-- begin Input data --

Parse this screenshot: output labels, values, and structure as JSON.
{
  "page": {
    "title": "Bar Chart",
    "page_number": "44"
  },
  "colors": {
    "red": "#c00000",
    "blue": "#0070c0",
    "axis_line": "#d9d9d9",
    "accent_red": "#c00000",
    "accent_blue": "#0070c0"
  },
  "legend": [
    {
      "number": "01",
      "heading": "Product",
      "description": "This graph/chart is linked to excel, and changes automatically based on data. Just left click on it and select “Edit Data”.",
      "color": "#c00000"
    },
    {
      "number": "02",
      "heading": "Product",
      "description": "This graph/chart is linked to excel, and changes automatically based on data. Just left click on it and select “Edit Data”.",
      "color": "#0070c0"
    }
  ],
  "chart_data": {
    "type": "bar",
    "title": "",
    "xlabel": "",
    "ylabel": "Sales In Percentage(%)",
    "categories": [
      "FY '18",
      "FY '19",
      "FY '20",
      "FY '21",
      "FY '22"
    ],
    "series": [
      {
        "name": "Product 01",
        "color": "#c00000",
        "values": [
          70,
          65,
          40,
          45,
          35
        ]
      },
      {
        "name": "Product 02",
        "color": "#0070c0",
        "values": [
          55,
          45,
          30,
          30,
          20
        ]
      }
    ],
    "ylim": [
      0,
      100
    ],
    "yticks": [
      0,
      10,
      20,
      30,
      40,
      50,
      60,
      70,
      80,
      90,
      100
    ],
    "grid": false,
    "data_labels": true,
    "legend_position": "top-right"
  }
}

-- end Input data --

# Task directions
All of the data needs to be reproduced exactly, with no line missing.

# Response below
Parse this screenshot: output labels, values, and structure as JSON.
{
  "page": {
    "title": "Bar Chart",
    "page_number": "44"
  },
  "colors": {
    "red": "#c00000",
    "blue": "#0070c0",
    "axis_line": "#d9d9d9",
    "accent_red": "#c00000",
    "accent_blue": "#0070c0"
  },
  "legend": [
    {
      "number": "01",
      "heading": "Product",
      "description": "This graph/chart is linked to excel, and changes automatically based on data. Just left click on it and select “Edit Data”.",
      "color": "#c00000"
    },
    {
      "number": "02",
      "heading": "Product",
      "description": "This graph/chart is linked to excel, and changes automatically based on data. Just left click on it and select “Edit Data”.",
      "color": "#0070c0"
    }
  ],
  "chart_data": {
    "type": "bar",
    "title": "",
    "xlabel": "",
    "ylabel": "Sales In Percentage(%)",
    "categories": [
      "FY '18",
      "FY '19",
      "FY '20",
      "FY '21",
      "FY '22"
    ],
    "series": [
      {
        "name": "Product 01",
        "color": "#c00000",
        "values": [
          70,
          65,
          40,
          45,
          35
        ]
      },
      {
        "name": "Product 02",
        "color": "#0070c0",
        "values": [
          55,
          45,
          30,
          30,
          20
        ]
      }
    ],
    "ylim": [
      0,
      100
    ],
    "yticks": [
      0,
      10,
      20,
      30,
      40,
      50,
      60,
      70,
      80,
      90,
      100
    ],
    "grid": false,
    "data_labels": true,
    "legend_position": "top-right"
  }
}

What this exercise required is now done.